Start

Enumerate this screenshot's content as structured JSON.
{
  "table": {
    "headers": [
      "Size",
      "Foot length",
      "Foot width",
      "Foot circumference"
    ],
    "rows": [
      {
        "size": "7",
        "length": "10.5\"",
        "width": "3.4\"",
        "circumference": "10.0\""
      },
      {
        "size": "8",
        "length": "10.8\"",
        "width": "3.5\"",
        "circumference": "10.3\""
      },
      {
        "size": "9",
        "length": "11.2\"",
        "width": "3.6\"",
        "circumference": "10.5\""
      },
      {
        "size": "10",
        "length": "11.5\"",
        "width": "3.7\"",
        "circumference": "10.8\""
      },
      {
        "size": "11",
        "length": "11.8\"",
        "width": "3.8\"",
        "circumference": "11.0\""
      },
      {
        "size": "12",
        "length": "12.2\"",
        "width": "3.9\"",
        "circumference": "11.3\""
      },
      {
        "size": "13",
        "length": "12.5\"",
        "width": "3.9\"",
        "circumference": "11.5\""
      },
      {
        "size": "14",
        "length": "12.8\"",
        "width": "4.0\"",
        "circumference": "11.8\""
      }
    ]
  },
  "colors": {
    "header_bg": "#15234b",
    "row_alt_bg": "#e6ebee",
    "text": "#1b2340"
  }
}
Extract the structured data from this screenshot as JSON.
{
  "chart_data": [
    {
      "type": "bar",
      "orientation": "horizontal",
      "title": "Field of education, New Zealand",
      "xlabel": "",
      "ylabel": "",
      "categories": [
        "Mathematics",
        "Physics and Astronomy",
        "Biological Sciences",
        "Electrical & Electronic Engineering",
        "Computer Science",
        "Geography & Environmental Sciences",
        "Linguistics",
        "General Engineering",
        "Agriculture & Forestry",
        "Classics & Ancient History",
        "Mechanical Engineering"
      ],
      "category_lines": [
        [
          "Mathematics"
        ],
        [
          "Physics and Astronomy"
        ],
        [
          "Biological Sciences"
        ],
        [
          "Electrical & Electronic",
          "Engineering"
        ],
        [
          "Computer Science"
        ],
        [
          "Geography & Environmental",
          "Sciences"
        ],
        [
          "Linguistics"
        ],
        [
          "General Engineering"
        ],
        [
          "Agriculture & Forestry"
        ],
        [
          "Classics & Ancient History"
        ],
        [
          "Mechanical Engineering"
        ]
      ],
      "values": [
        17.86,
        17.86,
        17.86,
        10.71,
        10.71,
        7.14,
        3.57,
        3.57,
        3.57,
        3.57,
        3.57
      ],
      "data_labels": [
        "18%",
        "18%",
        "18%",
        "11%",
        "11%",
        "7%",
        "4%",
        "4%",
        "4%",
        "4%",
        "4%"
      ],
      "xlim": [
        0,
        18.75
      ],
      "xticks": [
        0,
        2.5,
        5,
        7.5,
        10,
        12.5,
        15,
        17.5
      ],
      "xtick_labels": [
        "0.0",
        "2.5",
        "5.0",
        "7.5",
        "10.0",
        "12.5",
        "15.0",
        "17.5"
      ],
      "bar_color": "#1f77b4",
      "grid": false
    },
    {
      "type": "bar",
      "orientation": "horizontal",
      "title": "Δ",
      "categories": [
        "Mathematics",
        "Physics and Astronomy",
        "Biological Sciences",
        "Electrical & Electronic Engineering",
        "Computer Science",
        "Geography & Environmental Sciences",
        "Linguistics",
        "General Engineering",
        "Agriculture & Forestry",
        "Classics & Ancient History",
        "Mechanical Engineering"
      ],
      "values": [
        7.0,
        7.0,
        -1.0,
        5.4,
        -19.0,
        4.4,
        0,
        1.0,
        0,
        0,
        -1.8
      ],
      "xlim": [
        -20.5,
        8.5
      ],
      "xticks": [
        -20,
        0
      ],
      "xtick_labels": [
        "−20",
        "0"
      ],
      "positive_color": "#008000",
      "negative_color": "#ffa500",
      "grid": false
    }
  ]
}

End

_Task directions_
Restate each record exactly as written.

_The reply_
Enumerate this screenshot's content as structured JSON.
{
  "table": {
    "headers": [
      "Size",
      "Foot length",
      "Foot width",
      "Foot circumference"
    ],
    "rows": [
      {
        "size": "7",
        "length": "10.5\"",
        "width": "3.4\"",
        "circumference": "10.0\""
      },
      {
        "size": "8",
        "length": "10.8\"",
        "width": "3.5\"",
        "circumference": "10.3\""
      },
      {
        "size": "9",
        "length": "11.2\"",
        "width": "3.6\"",
        "circumference": "10.5\""
      },
      {
        "size": "10",
        "length": "11.5\"",
        "width": "3.7\"",
        "circumference": "10.8\""
      },
      {
        "size": "11",
        "length": "11.8\"",
        "width": "3.8\"",
        "circumference": "11.0\""
      },
      {
        "size": "12",
        "length": "12.2\"",
        "width": "3.9\"",
        "circumference": "11.3\""
      },
      {
        "size": "13",
        "length": "12.5\"",
        "width": "3.9\"",
        "circumference": "11.5\""
      },
      {
        "size": "14",
        "length": "12.8\"",
        "width": "4.0\"",
        "circumference": "11.8\""
      }
    ]
  },
  "colors": {
    "header_bg": "#15234b",
    "row_alt_bg": "#e6ebee",
    "text": "#1b2340"
  }
}
Extract the structured data from this screenshot as JSON.
{
  "chart_data": [
    {
      "type": "bar",
      "orientation": "horizontal",
      "title": "Field of education, New Zealand",
      "xlabel": "",
      "ylabel": "",
      "categories": [
        "Mathematics",
        "Physics and Astronomy",
        "Biological Sciences",
        "Electrical & Electronic Engineering",
        "Computer Science",
        "Geography & Environmental Sciences",
        "Linguistics",
        "General Engineering",
        "Agriculture & Forestry",
        "Classics & Ancient History",
        "Mechanical Engineering"
      ],
      "category_lines": [
        [
          "Mathematics"
        ],
        [
          "Physics and Astronomy"
        ],
        [
          "Biological Sciences"
        ],
        [
          "Electrical & Electronic",
          "Engineering"
        ],
        [
          "Computer Science"
        ],
        [
          "Geography & Environmental",
          "Sciences"
        ],
        [
          "Linguistics"
        ],
        [
          "General Engineering"
        ],
        [
          "Agriculture & Forestry"
        ],
        [
          "Classics & Ancient History"
        ],
        [
          "Mechanical Engineering"
        ]
      ],
      "values": [
        17.86,
        17.86,
        17.86,
        10.71,
        10.71,
        7.14,
        3.57,
        3.57,
        3.57,
        3.57,
        3.57
      ],
      "data_labels": [
        "18%",
        "18%",
        "18%",
        "11%",
        "11%",
        "7%",
        "4%",
        "4%",
        "4%",
        "4%",
        "4%"
      ],
      "xlim": [
        0,
        18.75
      ],
      "xticks": [
        0,
        2.5,
        5,
        7.5,
        10,
        12.5,
        15,
        17.5
      ],
      "xtick_labels": [
        "0.0",
        "2.5",
        "5.0",
        "7.5",
        "10.0",
        "12.5",
        "15.0",
        "17.5"
      ],
      "bar_color": "#1f77b4",
      "grid": false
    },
    {
      "type": "bar",
      "orientation": "horizontal",
      "title": "Δ",
      "categories": [
        "Mathematics",
        "Physics and Astronomy",
        "Biological Sciences",
        "Electrical & Electronic Engineering",
        "Computer Science",
        "Geography & Environmental Sciences",
        "Linguistics",
        "General Engineering",
        "Agriculture & Forestry",
        "Classics & Ancient History",
        "Mechanical Engineering"
      ],
      "values": [
        7.0,
        7.0,
        -1.0,
        5.4,
        -19.0,
        4.4,
        0,
        1.0,
        0,
        0,
        -1.8
      ],
      "xlim": [
        -20.5,
        8.5
      ],
      "xticks": [
        -20,
        0
      ],
      "xtick_labels": [
        "−20",
        "0"
      ],
      "positive_color": "#008000",
      "negative_color": "#ffa500",
      "grid": false
    }
  ]
}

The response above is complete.